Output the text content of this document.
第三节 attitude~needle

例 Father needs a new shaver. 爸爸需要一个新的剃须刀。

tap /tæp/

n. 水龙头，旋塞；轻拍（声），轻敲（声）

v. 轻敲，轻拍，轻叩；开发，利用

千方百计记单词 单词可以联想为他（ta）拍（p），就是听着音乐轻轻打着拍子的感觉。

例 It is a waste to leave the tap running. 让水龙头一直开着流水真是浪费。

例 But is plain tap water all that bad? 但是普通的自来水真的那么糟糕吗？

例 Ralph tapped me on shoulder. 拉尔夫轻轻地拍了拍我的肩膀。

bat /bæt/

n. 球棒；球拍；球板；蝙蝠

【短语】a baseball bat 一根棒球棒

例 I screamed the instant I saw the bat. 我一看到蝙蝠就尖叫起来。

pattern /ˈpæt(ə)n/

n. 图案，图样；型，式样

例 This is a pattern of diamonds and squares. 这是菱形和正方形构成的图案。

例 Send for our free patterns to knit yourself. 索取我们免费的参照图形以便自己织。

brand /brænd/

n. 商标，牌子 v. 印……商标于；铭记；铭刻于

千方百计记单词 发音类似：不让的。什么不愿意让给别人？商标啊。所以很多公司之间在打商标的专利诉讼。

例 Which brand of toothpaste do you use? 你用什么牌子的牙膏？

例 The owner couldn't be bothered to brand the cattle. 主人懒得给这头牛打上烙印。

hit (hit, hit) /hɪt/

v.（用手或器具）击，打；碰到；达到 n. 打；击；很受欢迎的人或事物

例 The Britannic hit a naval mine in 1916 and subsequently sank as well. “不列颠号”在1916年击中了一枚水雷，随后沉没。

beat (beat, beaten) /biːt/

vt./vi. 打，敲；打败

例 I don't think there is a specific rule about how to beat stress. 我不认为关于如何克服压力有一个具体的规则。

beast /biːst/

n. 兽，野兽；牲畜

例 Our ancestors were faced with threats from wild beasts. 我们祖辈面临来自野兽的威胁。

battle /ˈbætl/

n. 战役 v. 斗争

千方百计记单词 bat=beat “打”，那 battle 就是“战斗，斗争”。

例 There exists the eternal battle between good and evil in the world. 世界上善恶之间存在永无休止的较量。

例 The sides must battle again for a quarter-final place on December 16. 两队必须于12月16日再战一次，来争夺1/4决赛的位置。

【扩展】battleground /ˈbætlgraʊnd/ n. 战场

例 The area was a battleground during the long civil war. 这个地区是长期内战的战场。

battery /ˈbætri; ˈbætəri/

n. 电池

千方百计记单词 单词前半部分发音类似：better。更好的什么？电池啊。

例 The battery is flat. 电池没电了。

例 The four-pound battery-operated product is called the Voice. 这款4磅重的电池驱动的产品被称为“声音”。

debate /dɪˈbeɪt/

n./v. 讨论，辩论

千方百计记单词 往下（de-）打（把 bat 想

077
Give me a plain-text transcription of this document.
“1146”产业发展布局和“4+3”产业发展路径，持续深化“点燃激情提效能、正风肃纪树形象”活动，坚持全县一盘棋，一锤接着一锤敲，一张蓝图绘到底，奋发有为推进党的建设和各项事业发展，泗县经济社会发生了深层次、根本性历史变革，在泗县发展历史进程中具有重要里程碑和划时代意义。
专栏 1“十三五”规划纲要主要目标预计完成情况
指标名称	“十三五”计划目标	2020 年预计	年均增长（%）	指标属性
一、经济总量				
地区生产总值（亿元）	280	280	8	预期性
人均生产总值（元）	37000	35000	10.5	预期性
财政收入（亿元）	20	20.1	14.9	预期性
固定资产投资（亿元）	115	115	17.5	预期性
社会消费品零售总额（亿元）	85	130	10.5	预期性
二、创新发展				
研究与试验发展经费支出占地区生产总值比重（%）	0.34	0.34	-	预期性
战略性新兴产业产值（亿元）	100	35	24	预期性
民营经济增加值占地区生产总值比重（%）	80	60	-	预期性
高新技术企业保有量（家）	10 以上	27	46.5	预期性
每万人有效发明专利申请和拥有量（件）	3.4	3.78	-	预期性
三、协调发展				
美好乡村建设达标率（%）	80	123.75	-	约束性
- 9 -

· · · ·

* [TO DO] The answer is the number of lines in the preceding material that hold "document"; write that number and nothing else.

* [EXERCISE SOLUTION] 2